=== THE RECORDS ===
++++++++++++++++++++

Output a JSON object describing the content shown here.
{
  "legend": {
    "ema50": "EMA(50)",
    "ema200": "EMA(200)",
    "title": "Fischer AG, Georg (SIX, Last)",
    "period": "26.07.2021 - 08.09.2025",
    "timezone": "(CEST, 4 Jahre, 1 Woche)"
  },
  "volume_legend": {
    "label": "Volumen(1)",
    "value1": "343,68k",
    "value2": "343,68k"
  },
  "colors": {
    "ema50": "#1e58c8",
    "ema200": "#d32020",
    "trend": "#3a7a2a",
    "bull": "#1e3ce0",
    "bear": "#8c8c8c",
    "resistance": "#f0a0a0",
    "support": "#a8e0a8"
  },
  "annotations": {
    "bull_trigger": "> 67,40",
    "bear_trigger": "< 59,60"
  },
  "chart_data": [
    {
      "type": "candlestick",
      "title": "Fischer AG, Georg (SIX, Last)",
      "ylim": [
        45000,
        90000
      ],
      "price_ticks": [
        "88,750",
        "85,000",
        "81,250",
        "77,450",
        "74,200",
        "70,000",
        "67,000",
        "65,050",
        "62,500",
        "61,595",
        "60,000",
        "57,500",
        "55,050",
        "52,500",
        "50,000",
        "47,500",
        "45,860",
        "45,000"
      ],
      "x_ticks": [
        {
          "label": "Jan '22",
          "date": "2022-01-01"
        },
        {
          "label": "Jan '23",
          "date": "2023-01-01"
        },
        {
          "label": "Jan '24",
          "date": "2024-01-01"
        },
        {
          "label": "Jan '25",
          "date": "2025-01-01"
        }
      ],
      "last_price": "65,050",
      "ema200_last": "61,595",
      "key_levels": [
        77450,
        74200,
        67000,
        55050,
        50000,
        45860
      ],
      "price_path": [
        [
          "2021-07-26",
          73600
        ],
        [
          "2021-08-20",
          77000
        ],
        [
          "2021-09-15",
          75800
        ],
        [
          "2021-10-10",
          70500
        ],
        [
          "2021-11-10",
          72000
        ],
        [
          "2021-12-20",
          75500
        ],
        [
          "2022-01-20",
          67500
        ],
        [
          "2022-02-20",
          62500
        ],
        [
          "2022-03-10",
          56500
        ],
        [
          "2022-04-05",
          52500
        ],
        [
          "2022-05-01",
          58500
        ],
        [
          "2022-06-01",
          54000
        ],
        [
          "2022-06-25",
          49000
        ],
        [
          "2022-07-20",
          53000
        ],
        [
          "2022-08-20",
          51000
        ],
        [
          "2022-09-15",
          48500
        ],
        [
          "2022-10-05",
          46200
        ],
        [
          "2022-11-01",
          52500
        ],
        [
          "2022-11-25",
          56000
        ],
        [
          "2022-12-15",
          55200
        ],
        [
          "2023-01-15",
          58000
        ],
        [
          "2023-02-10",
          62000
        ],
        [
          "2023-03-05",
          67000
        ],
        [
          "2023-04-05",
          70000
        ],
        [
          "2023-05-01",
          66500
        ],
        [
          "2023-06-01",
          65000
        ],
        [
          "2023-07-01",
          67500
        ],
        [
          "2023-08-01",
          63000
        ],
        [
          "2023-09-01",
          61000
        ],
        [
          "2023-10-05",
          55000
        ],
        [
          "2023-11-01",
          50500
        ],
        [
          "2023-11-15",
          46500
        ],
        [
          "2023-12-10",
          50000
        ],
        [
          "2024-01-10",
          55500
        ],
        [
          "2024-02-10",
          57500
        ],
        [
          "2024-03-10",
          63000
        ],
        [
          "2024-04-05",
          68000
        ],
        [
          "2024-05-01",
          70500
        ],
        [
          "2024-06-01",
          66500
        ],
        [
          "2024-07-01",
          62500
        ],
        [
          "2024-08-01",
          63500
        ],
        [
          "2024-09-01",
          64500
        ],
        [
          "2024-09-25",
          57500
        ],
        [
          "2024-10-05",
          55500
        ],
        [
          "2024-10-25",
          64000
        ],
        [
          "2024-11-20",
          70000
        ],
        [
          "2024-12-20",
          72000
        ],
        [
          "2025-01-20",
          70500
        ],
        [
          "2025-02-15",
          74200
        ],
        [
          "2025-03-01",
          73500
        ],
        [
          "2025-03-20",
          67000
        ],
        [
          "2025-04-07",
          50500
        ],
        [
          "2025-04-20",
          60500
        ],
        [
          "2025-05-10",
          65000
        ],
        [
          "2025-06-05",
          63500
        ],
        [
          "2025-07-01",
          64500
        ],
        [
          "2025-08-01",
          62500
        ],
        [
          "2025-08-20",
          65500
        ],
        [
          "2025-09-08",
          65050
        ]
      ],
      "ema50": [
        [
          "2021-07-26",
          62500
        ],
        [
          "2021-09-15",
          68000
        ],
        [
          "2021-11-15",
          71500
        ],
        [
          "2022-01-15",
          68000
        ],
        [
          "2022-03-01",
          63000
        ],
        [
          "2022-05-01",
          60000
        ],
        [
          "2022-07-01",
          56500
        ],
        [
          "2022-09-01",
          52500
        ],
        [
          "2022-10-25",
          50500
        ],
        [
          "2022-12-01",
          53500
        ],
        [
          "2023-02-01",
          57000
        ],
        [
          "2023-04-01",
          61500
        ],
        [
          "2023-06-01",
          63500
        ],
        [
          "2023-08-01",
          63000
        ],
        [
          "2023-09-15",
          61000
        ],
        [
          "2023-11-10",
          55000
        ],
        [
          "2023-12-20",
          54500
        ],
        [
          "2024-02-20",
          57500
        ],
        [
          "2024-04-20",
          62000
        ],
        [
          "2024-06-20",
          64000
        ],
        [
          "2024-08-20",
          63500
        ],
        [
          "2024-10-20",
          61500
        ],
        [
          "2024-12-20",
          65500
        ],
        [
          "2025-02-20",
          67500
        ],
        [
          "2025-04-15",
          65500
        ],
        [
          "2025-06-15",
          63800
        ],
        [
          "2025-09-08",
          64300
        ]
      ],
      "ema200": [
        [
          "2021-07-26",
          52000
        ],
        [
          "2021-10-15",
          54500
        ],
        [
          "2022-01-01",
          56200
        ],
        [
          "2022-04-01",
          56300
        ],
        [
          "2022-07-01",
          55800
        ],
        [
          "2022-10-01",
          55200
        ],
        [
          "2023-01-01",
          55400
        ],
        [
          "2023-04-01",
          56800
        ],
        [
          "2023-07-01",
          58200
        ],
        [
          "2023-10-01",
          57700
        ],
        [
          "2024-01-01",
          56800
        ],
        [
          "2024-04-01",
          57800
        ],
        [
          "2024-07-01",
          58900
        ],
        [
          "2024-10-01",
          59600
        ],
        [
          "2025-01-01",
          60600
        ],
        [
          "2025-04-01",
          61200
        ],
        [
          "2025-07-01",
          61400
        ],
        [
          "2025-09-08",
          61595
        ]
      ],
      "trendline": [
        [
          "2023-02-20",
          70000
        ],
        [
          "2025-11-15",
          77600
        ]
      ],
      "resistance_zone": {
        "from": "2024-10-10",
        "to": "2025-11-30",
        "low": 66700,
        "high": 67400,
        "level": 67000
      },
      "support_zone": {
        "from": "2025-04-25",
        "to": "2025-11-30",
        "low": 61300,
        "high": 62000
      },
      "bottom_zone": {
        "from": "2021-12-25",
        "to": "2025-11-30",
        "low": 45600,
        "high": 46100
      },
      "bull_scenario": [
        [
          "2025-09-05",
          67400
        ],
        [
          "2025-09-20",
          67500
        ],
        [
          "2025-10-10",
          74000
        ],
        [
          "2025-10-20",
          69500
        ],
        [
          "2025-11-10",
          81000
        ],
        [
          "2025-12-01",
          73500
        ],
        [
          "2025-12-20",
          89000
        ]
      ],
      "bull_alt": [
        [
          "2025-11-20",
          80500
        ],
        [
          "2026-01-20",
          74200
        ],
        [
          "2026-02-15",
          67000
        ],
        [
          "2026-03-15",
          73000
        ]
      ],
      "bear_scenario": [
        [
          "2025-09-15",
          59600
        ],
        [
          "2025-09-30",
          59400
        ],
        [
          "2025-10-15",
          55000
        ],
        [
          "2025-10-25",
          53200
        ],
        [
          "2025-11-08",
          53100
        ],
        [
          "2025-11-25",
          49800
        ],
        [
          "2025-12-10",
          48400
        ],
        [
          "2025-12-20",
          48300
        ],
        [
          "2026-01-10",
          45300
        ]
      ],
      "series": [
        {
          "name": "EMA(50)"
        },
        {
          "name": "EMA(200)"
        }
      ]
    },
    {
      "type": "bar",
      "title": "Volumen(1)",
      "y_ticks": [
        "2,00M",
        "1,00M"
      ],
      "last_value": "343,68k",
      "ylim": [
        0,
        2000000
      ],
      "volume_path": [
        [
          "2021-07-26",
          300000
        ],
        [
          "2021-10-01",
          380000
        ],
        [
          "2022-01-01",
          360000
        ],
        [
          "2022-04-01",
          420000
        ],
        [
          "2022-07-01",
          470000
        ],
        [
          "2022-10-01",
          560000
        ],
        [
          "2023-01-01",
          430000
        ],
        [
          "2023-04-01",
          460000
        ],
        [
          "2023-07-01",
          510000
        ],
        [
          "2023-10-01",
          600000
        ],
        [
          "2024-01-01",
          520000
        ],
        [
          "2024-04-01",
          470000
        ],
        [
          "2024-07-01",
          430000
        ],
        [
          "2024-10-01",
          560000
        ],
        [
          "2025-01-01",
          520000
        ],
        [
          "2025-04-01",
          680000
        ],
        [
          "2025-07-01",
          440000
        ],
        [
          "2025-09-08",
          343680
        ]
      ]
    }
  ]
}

++++++++++++++++++++

=== DIRECTIONS ===
Identify each line in the records above containing the word "date"; copy those lines.

=== ANSWER FOR THIS EXERCISE ===
          "date": "2022-01-01"
          "date": "2023-01-01"
          "date": "2024-01-01"
          "date": "2025-01-01"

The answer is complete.